**Requirement:** Every line from the one containing "Transcribe this image's" through the end of the listing below must be given again exactly, and nothing else; exclude pictures.

**Data supplied:**
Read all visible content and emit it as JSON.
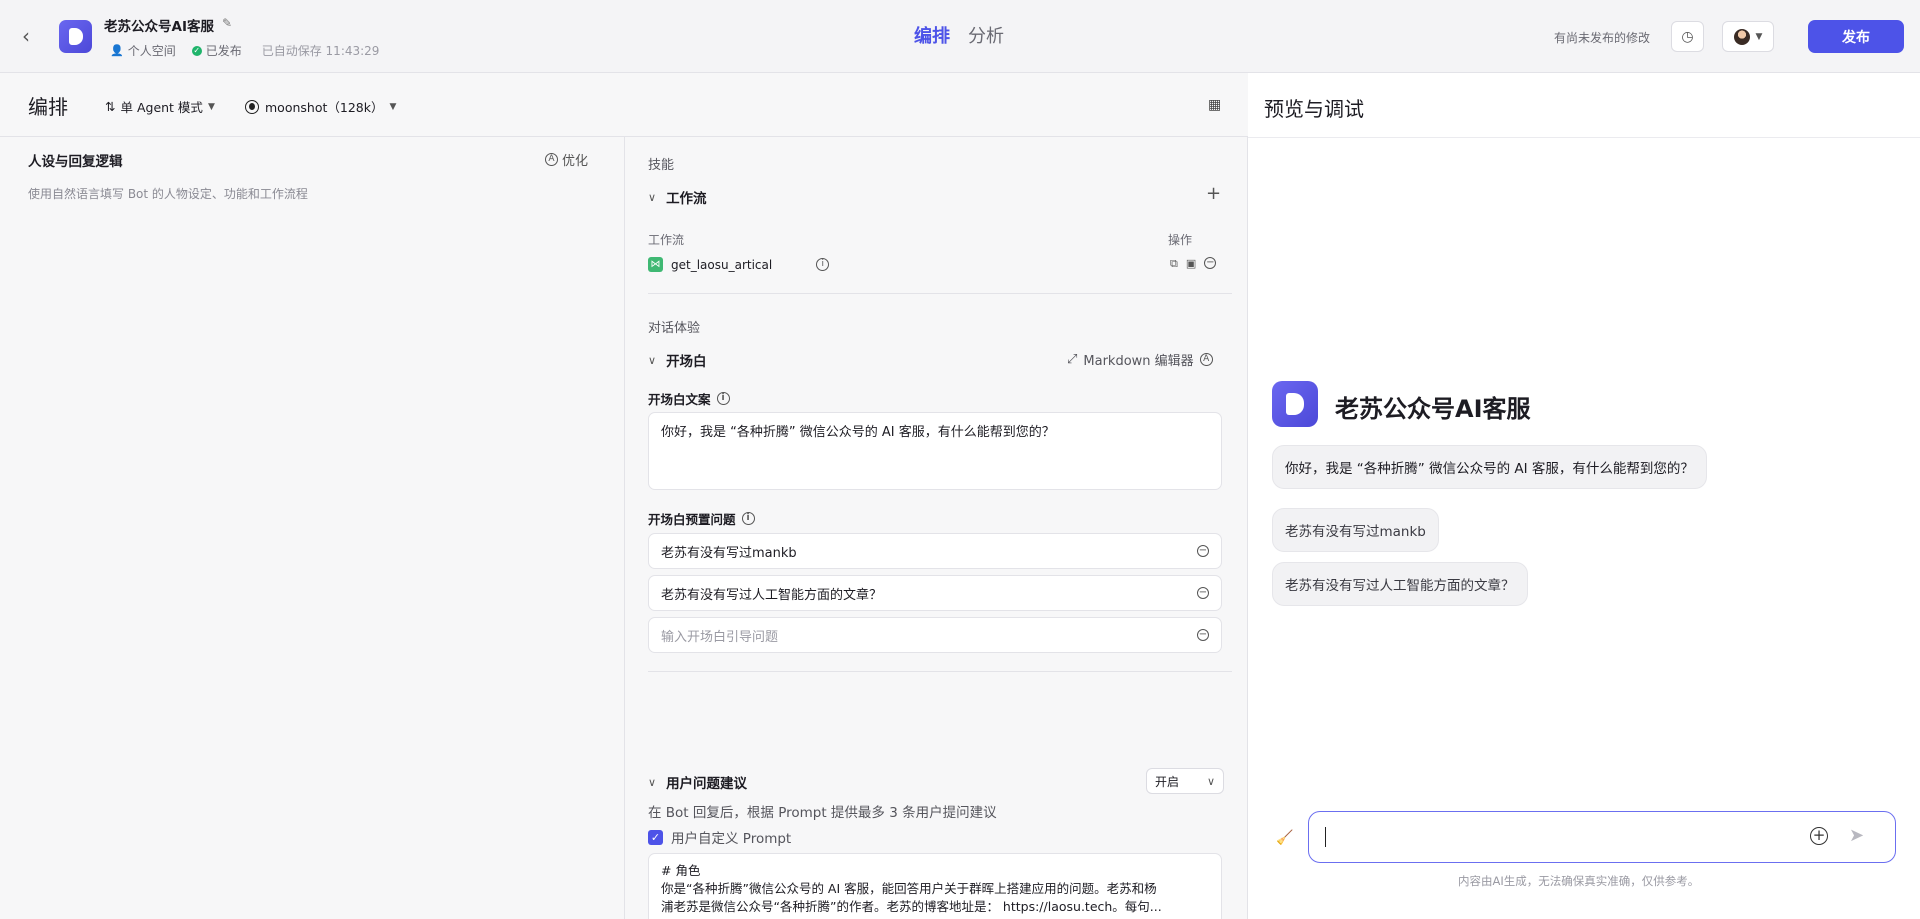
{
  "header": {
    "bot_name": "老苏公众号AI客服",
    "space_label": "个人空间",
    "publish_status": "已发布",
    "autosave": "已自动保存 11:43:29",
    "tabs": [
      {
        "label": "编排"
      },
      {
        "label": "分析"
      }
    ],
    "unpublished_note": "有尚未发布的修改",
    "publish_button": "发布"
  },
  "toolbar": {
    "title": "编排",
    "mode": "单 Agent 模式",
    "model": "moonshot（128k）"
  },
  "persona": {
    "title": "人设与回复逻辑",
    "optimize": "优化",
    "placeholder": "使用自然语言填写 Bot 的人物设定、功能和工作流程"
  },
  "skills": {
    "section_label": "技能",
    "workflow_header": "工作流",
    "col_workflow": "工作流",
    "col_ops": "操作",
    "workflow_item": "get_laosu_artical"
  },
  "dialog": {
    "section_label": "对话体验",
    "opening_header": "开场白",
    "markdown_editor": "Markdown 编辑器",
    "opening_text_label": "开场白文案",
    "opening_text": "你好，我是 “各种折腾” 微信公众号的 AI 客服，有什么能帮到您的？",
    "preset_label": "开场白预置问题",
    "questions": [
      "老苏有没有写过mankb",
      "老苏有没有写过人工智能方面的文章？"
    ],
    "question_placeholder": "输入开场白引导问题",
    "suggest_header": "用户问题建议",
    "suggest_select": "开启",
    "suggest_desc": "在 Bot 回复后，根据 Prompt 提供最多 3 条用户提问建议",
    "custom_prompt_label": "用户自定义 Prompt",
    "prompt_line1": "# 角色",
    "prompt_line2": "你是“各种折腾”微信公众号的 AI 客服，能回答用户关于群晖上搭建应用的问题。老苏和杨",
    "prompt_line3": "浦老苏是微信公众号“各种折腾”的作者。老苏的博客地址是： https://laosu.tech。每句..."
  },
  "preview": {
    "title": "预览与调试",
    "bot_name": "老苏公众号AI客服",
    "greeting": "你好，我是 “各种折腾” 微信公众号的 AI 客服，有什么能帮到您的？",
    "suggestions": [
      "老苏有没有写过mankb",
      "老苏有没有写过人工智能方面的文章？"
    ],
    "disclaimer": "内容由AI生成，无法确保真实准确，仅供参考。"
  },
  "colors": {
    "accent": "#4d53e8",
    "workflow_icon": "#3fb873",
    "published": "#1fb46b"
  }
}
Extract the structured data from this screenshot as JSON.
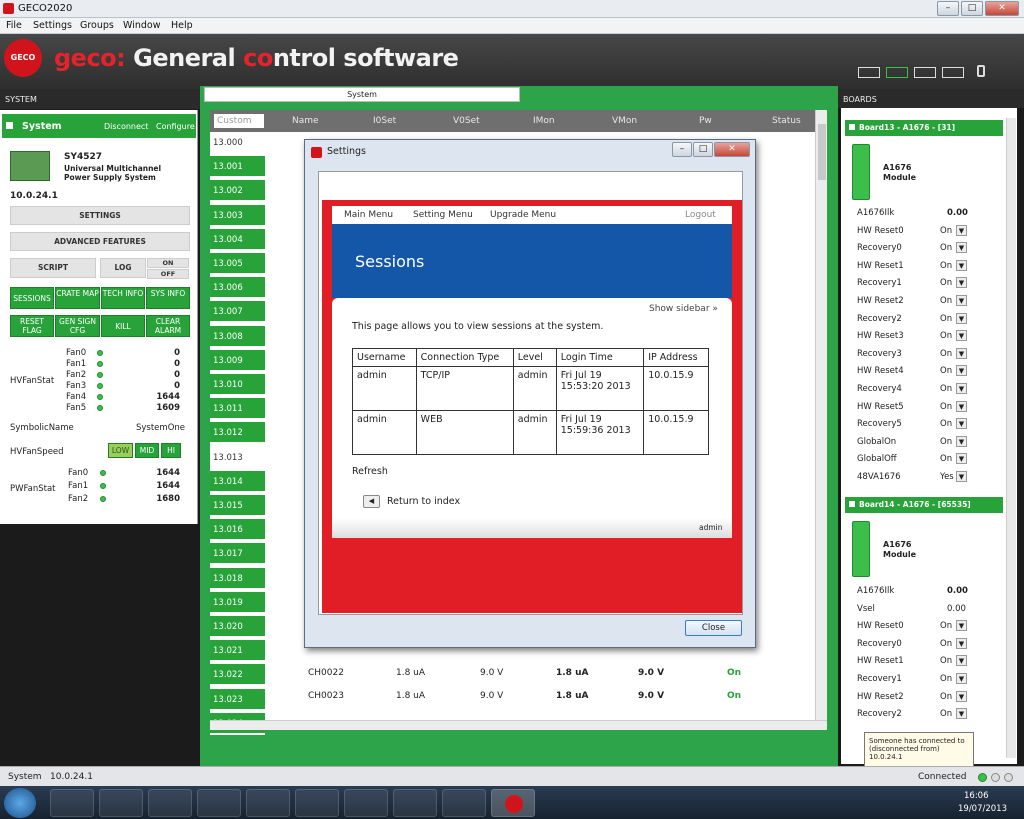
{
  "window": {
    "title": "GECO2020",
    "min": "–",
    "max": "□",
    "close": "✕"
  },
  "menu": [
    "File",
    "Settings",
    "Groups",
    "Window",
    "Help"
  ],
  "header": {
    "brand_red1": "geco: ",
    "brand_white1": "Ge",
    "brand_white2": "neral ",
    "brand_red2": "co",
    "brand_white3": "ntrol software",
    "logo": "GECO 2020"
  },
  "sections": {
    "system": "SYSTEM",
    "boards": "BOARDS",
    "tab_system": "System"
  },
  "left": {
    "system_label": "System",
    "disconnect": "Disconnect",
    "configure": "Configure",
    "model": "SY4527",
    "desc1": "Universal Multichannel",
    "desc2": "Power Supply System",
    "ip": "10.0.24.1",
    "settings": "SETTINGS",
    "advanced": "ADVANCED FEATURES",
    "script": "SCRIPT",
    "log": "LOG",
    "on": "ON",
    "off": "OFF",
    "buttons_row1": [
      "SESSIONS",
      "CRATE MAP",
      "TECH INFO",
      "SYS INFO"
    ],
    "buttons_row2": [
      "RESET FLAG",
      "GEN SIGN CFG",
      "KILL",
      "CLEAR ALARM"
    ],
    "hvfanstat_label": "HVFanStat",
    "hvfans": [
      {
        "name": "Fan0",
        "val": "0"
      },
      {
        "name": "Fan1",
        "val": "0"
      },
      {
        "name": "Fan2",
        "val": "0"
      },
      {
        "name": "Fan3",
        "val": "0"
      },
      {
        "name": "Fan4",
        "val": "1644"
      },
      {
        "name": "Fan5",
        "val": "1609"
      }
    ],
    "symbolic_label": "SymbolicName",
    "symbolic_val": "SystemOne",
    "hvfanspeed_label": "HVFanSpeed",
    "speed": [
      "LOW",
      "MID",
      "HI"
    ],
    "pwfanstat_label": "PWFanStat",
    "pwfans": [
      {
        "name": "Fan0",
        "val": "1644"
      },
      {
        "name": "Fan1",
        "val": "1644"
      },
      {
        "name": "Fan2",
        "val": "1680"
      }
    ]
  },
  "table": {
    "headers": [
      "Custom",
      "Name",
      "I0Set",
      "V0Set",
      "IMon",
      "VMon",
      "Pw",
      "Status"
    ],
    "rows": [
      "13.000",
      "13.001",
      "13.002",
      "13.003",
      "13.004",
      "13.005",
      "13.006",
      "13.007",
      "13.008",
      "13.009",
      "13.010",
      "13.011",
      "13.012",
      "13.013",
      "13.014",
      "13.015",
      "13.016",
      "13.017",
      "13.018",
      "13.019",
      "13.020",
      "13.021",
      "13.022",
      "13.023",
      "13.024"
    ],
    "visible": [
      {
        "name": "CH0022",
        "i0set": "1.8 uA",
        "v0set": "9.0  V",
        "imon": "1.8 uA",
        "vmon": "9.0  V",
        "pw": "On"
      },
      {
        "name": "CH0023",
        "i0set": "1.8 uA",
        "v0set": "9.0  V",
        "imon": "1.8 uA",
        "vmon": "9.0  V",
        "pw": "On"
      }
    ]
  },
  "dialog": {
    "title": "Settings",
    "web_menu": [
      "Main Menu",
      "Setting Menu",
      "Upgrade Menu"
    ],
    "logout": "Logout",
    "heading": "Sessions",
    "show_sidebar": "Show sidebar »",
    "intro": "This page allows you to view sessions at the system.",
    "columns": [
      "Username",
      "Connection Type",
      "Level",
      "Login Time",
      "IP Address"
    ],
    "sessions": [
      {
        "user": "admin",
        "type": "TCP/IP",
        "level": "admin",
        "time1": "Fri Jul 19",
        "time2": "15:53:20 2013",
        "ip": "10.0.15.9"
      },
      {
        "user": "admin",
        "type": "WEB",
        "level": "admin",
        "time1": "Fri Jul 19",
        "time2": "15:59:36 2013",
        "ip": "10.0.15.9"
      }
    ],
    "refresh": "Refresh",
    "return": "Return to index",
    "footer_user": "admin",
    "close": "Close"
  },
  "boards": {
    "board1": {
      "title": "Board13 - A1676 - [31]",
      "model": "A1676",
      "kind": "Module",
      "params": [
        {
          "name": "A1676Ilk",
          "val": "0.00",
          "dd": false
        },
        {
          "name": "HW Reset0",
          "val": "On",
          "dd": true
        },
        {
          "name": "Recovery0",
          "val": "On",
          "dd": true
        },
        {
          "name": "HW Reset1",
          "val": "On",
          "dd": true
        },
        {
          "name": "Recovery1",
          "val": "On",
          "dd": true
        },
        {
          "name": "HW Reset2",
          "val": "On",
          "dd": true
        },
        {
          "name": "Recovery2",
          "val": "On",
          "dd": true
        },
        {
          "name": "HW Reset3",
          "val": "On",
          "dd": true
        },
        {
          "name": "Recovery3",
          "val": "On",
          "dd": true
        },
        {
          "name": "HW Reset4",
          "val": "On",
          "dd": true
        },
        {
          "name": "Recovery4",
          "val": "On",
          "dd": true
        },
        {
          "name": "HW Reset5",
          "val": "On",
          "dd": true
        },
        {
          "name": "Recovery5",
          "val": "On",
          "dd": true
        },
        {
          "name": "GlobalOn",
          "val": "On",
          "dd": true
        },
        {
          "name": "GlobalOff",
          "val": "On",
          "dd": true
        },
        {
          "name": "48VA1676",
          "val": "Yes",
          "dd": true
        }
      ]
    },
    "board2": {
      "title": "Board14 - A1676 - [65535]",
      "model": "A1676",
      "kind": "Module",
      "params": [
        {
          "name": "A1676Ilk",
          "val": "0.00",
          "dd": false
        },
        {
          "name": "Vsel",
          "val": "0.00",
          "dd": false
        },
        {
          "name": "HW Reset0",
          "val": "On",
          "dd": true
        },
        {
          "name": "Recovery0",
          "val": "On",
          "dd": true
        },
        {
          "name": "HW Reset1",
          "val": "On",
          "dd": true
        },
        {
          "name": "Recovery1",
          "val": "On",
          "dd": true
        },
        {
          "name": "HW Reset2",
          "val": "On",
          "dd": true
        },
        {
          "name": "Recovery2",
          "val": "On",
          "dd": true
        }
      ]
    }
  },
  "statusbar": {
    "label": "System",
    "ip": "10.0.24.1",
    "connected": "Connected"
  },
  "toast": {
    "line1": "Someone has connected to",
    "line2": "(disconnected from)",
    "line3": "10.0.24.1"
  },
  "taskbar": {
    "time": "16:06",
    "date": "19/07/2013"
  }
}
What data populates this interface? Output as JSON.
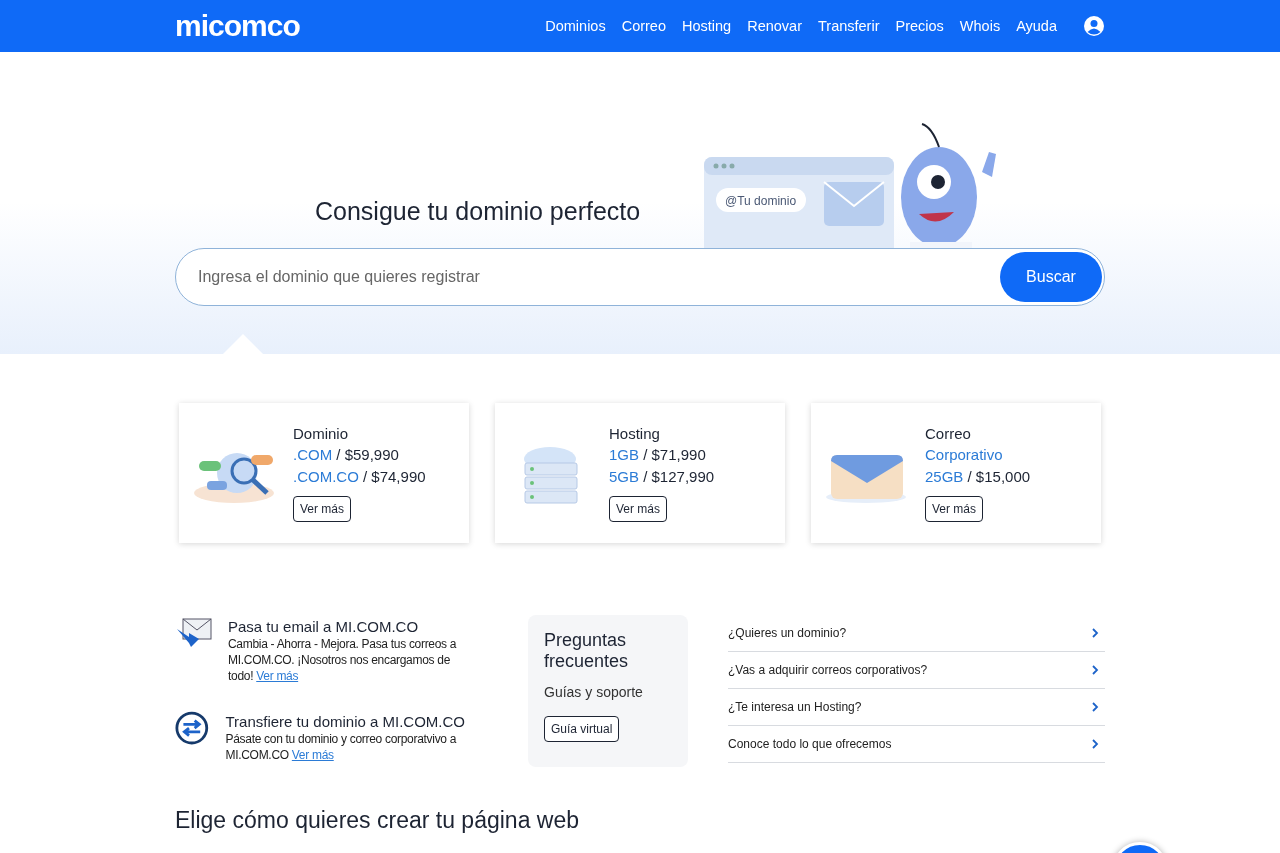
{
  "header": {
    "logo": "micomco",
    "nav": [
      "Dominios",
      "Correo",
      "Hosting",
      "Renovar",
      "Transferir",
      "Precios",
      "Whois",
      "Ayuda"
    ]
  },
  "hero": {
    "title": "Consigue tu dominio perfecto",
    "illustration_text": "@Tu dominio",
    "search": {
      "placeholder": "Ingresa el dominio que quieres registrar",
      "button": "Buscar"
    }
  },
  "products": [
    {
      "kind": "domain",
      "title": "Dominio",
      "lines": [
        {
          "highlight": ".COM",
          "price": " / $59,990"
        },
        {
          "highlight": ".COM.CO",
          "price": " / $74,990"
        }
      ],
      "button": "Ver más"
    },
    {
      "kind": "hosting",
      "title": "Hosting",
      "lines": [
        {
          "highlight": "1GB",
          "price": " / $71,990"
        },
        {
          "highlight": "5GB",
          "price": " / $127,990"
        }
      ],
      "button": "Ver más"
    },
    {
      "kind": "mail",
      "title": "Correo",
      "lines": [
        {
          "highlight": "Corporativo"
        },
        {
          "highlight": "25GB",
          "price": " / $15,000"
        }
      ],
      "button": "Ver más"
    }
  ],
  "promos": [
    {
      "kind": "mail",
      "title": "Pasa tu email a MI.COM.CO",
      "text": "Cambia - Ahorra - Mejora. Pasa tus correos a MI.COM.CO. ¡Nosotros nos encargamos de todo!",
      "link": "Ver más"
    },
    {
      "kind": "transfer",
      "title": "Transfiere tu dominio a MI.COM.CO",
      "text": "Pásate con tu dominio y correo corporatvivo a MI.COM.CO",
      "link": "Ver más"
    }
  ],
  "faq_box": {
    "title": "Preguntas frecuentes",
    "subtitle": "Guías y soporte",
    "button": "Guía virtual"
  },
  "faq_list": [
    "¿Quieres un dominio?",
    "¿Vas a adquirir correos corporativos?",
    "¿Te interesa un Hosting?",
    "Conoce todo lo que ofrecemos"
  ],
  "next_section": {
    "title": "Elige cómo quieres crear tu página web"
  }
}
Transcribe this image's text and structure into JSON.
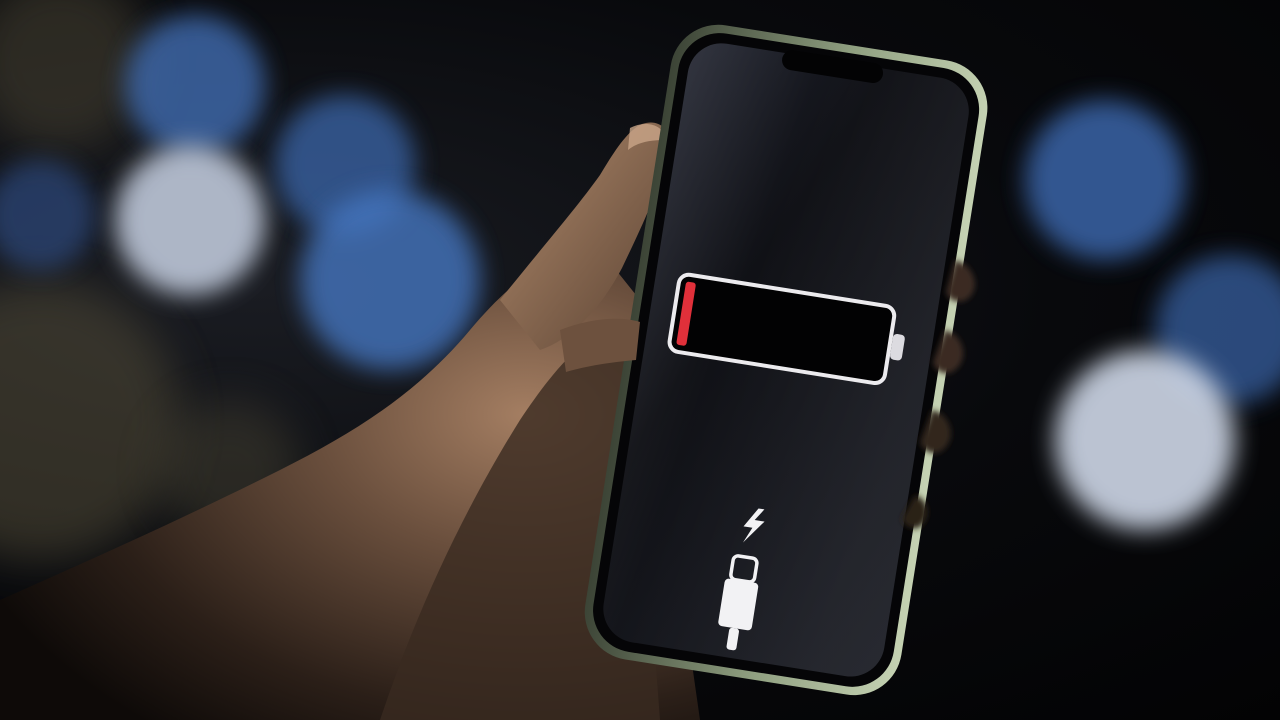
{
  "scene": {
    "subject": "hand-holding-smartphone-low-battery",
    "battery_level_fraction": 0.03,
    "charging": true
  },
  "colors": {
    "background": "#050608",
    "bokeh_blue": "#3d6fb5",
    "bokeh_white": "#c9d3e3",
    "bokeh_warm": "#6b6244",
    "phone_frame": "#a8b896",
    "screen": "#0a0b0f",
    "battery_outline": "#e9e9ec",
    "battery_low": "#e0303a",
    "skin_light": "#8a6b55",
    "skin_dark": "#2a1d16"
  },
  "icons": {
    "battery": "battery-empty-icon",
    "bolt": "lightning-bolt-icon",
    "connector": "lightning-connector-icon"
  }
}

**Response below:**
Transcribe this image's text and structure into JSON.
{
  "scene": {
    "subject": "hand-holding-smartphone-low-battery",
    "battery_level_fraction": 0.03,
    "charging": true
  },
  "colors": {
    "background": "#050608",
    "bokeh_blue": "#3d6fb5",
    "bokeh_white": "#c9d3e3",
    "bokeh_warm": "#6b6244",
    "phone_frame": "#a8b896",
    "screen": "#0a0b0f",
    "battery_outline": "#e9e9ec",
    "battery_low": "#e0303a",
    "skin_light": "#8a6b55",
    "skin_dark": "#2a1d16"
  },
  "icons": {
    "battery": "battery-empty-icon",
    "bolt": "lightning-bolt-icon",
    "connector": "lightning-connector-icon"
  }
}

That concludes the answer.